* _Aim_
Every record must be repeated exactly, with no omission.

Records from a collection

—————

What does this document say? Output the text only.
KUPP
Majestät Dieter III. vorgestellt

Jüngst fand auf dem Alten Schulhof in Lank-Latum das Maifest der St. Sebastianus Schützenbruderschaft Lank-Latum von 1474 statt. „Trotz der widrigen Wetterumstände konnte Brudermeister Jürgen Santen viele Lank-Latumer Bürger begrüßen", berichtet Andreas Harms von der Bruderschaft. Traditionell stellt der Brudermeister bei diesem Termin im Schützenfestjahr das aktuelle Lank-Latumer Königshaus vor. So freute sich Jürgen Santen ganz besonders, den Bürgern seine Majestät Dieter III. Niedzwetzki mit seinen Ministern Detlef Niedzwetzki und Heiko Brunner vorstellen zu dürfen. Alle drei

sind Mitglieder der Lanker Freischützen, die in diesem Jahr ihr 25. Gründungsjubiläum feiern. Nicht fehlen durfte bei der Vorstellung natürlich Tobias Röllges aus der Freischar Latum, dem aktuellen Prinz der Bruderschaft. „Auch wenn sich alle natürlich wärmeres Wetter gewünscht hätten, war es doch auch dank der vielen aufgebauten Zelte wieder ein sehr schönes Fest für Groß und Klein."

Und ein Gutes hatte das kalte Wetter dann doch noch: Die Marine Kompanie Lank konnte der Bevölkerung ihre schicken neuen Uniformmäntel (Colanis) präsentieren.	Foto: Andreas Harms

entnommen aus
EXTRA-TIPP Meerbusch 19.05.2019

—————

* _Answer below_
What does this document say? Output the text only.
KUPP
Majestät Dieter III. vorgestellt

Jüngst fand auf dem Alten Schulhof in Lank-Latum das Maifest der St. Sebastianus Schützenbruderschaft Lank-Latum von 1474 statt. „Trotz der widrigen Wetterumstände konnte Brudermeister Jürgen Santen viele Lank-Latumer Bürger begrüßen", berichtet Andreas Harms von der Bruderschaft. Traditionell stellt der Brudermeister bei diesem Termin im Schützenfestjahr das aktuelle Lank-Latumer Königshaus vor. So freute sich Jürgen Santen ganz besonders, den Bürgern seine Majestät Dieter III. Niedzwetzki mit seinen Ministern Detlef Niedzwetzki und Heiko Brunner vorstellen zu dürfen. Alle drei

sind Mitglieder der Lanker Freischützen, die in diesem Jahr ihr 25. Gründungsjubiläum feiern. Nicht fehlen durfte bei der Vorstellung natürlich Tobias Röllges aus der Freischar Latum, dem aktuellen Prinz der Bruderschaft. „Auch wenn sich alle natürlich wärmeres Wetter gewünscht hätten, war es doch auch dank der vielen aufgebauten Zelte wieder ein sehr schönes Fest für Groß und Klein."

Und ein Gutes hatte das kalte Wetter dann doch noch: Die Marine Kompanie Lank konnte der Bevölkerung ihre schicken neuen Uniformmäntel (Colanis) präsentieren.	Foto: Andreas Harms

entnommen aus
EXTRA-TIPP Meerbusch 19.05.2019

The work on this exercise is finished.